Data items:
-------
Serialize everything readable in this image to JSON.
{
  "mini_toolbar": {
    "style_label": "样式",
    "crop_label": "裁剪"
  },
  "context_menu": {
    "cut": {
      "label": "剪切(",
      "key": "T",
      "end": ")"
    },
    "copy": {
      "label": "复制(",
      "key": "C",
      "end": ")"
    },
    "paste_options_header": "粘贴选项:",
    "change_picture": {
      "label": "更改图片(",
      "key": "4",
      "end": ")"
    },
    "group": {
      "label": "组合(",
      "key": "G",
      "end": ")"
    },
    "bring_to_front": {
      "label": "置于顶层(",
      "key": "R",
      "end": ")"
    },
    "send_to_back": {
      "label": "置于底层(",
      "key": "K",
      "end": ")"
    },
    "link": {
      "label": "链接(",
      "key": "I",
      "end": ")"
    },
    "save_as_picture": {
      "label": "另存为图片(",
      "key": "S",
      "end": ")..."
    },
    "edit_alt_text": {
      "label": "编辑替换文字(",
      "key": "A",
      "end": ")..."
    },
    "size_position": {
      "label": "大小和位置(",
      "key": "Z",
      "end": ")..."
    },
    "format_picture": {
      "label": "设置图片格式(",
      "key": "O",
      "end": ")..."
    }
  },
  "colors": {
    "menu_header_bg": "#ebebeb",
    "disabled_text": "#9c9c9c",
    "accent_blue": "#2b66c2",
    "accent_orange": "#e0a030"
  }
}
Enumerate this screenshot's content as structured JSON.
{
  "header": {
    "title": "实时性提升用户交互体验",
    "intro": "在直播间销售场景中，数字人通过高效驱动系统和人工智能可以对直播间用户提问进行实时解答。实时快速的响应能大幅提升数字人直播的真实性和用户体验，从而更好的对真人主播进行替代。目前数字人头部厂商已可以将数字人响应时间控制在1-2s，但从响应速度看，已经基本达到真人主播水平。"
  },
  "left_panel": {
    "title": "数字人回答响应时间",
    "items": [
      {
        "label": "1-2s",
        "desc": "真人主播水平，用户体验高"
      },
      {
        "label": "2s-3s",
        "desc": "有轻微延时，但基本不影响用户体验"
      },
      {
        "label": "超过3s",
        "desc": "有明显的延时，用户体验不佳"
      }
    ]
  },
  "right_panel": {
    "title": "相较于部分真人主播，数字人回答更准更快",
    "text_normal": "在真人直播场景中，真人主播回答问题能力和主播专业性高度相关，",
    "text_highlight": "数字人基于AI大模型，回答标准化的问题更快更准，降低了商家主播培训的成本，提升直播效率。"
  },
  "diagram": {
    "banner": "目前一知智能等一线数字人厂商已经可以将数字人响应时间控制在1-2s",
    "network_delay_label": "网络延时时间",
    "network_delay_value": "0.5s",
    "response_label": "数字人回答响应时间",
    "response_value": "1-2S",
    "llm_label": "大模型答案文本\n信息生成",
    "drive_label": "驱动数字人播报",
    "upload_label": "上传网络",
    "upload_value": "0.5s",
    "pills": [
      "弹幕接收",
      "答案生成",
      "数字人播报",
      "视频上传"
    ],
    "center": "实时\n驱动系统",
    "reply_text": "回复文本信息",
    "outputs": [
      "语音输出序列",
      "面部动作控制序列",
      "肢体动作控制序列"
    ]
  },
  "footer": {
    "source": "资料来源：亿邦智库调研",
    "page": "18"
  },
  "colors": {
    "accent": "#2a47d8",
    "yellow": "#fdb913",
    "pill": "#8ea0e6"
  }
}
-------
**Set problem**
Where does the word "desc" appear in the listing? List each line that holds it.

**Full solution**
        "desc": "真人主播水平，用户体验高"
        "desc": "有轻微延时，但基本不影响用户体验"
        "desc": "有明显的延时，用户体验不佳"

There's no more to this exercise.